Aim:
All of the records below must be output exactly, with no pictures carried over.

[Start Extracted data]

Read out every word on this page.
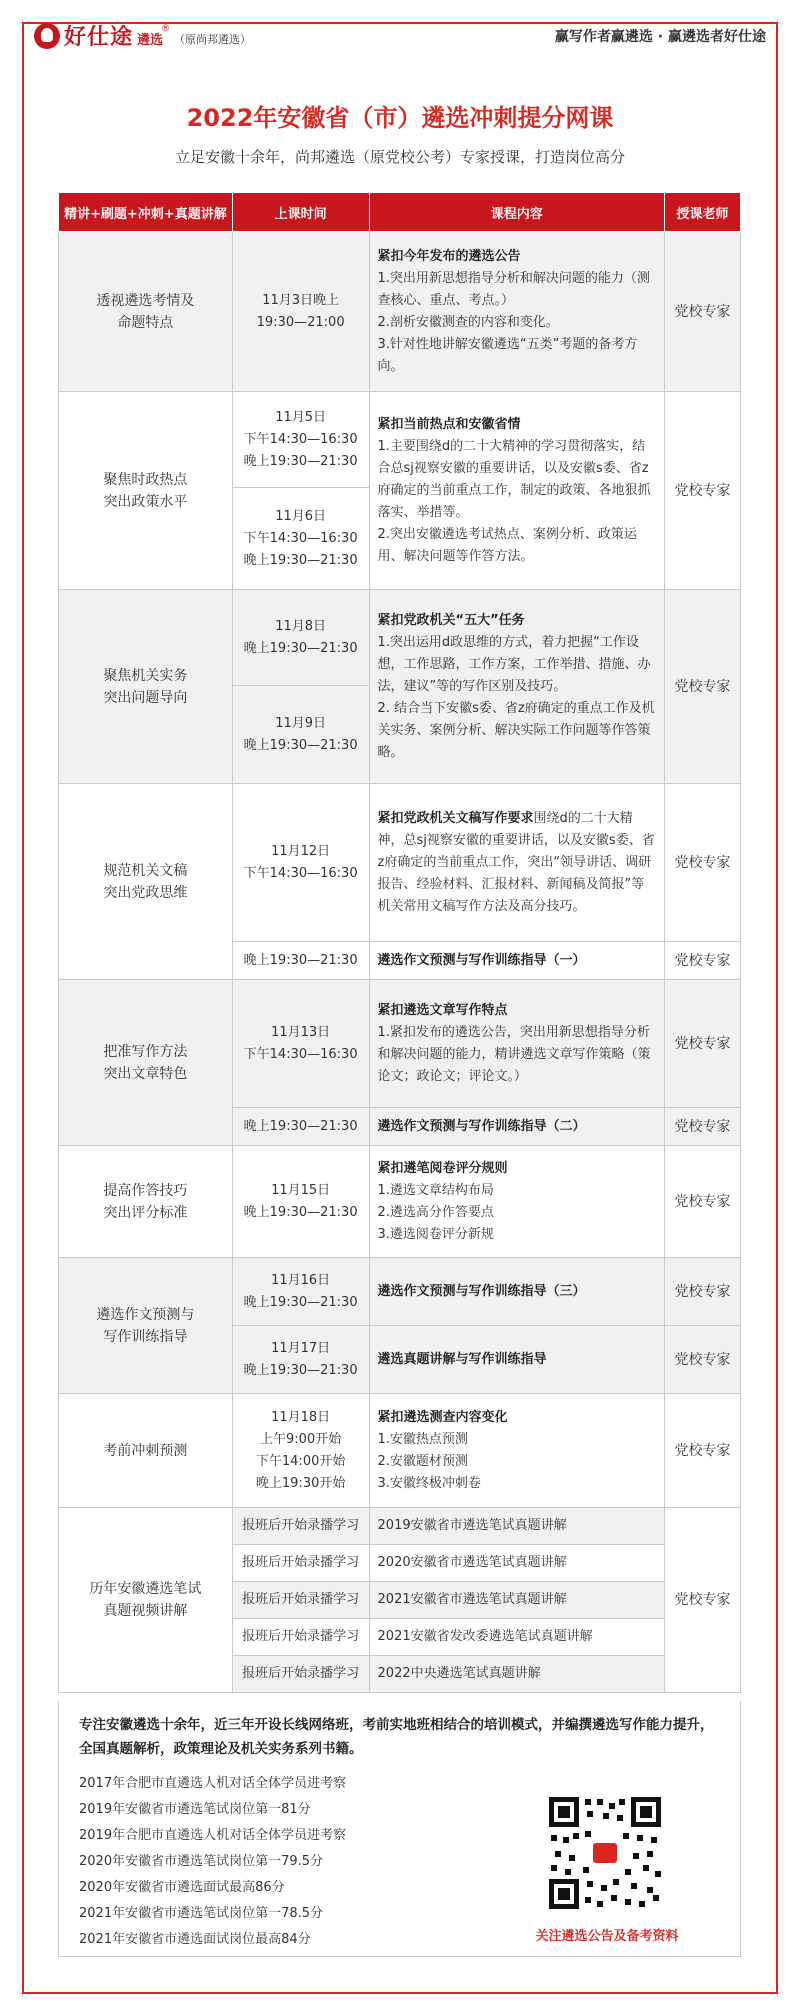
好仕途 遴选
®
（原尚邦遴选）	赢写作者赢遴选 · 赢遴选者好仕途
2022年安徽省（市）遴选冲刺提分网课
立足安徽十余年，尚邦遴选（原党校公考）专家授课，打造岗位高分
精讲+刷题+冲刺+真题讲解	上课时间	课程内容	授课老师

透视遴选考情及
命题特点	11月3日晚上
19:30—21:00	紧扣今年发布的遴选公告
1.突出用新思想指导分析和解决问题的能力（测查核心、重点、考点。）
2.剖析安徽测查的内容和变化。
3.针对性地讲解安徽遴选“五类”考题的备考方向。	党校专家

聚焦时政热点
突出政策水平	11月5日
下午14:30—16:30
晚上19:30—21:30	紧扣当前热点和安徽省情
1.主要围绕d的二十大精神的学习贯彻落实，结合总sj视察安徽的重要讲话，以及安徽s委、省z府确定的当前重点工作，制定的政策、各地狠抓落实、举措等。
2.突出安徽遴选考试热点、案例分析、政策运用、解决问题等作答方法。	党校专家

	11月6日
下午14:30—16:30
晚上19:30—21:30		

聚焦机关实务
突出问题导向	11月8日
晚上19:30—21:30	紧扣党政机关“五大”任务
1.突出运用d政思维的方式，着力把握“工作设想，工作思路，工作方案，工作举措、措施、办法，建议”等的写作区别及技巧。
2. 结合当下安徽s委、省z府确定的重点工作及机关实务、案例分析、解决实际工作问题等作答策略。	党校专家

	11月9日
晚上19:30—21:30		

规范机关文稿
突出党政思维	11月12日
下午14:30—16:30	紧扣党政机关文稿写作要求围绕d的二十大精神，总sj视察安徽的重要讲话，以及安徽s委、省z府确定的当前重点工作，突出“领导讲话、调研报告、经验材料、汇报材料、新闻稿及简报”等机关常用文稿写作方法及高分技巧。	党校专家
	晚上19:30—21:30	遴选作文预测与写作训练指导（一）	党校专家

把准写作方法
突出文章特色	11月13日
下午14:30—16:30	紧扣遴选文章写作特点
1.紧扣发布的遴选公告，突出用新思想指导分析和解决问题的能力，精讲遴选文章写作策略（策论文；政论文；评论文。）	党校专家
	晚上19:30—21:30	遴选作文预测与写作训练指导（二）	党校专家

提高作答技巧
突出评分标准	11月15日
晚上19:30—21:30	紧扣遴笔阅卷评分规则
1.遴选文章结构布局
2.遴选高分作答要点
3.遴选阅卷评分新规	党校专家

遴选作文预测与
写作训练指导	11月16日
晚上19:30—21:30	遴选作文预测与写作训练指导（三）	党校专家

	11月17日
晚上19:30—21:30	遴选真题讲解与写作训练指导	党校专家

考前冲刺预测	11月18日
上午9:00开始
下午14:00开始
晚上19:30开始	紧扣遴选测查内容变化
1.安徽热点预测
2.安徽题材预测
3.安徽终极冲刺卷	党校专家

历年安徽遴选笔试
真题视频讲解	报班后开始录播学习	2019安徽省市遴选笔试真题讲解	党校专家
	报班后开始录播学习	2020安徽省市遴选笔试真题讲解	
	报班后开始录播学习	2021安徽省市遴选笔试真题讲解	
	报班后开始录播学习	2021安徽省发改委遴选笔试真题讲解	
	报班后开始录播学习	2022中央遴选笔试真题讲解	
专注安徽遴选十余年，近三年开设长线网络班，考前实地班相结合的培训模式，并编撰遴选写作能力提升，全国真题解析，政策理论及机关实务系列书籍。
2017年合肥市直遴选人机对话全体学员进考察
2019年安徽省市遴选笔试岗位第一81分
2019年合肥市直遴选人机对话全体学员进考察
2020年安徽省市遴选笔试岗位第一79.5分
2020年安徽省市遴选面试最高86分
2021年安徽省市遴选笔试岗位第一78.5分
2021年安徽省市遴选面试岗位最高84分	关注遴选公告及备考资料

[End Extracted data]

Written response:
Read out every word on this page.
好仕途 遴选
®
（原尚邦遴选）	赢写作者赢遴选 · 赢遴选者好仕途
2022年安徽省（市）遴选冲刺提分网课
立足安徽十余年，尚邦遴选（原党校公考）专家授课，打造岗位高分
精讲+刷题+冲刺+真题讲解	上课时间	课程内容	授课老师

透视遴选考情及
命题特点	11月3日晚上
19:30—21:00	紧扣今年发布的遴选公告
1.突出用新思想指导分析和解决问题的能力（测查核心、重点、考点。）
2.剖析安徽测查的内容和变化。
3.针对性地讲解安徽遴选“五类”考题的备考方向。	党校专家

聚焦时政热点
突出政策水平	11月5日
下午14:30—16:30
晚上19:30—21:30	紧扣当前热点和安徽省情
1.主要围绕d的二十大精神的学习贯彻落实，结合总sj视察安徽的重要讲话，以及安徽s委、省z府确定的当前重点工作，制定的政策、各地狠抓落实、举措等。
2.突出安徽遴选考试热点、案例分析、政策运用、解决问题等作答方法。	党校专家

	11月6日
下午14:30—16:30
晚上19:30—21:30		

聚焦机关实务
突出问题导向	11月8日
晚上19:30—21:30	紧扣党政机关“五大”任务
1.突出运用d政思维的方式，着力把握“工作设想，工作思路，工作方案，工作举措、措施、办法，建议”等的写作区别及技巧。
2. 结合当下安徽s委、省z府确定的重点工作及机关实务、案例分析、解决实际工作问题等作答策略。	党校专家

	11月9日
晚上19:30—21:30		

规范机关文稿
突出党政思维	11月12日
下午14:30—16:30	紧扣党政机关文稿写作要求围绕d的二十大精神，总sj视察安徽的重要讲话，以及安徽s委、省z府确定的当前重点工作，突出“领导讲话、调研报告、经验材料、汇报材料、新闻稿及简报”等机关常用文稿写作方法及高分技巧。	党校专家
	晚上19:30—21:30	遴选作文预测与写作训练指导（一）	党校专家

把准写作方法
突出文章特色	11月13日
下午14:30—16:30	紧扣遴选文章写作特点
1.紧扣发布的遴选公告，突出用新思想指导分析和解决问题的能力，精讲遴选文章写作策略（策论文；政论文；评论文。）	党校专家
	晚上19:30—21:30	遴选作文预测与写作训练指导（二）	党校专家

提高作答技巧
突出评分标准	11月15日
晚上19:30—21:30	紧扣遴笔阅卷评分规则
1.遴选文章结构布局
2.遴选高分作答要点
3.遴选阅卷评分新规	党校专家

遴选作文预测与
写作训练指导	11月16日
晚上19:30—21:30	遴选作文预测与写作训练指导（三）	党校专家

	11月17日
晚上19:30—21:30	遴选真题讲解与写作训练指导	党校专家

考前冲刺预测	11月18日
上午9:00开始
下午14:00开始
晚上19:30开始	紧扣遴选测查内容变化
1.安徽热点预测
2.安徽题材预测
3.安徽终极冲刺卷	党校专家

历年安徽遴选笔试
真题视频讲解	报班后开始录播学习	2019安徽省市遴选笔试真题讲解	党校专家
	报班后开始录播学习	2020安徽省市遴选笔试真题讲解	
	报班后开始录播学习	2021安徽省市遴选笔试真题讲解	
	报班后开始录播学习	2021安徽省发改委遴选笔试真题讲解	
	报班后开始录播学习	2022中央遴选笔试真题讲解	
专注安徽遴选十余年，近三年开设长线网络班，考前实地班相结合的培训模式，并编撰遴选写作能力提升，全国真题解析，政策理论及机关实务系列书籍。
2017年合肥市直遴选人机对话全体学员进考察
2019年安徽省市遴选笔试岗位第一81分
2019年合肥市直遴选人机对话全体学员进考察
2020年安徽省市遴选笔试岗位第一79.5分
2020年安徽省市遴选面试最高86分
2021年安徽省市遴选笔试岗位第一78.5分
2021年安徽省市遴选面试岗位最高84分	关注遴选公告及备考资料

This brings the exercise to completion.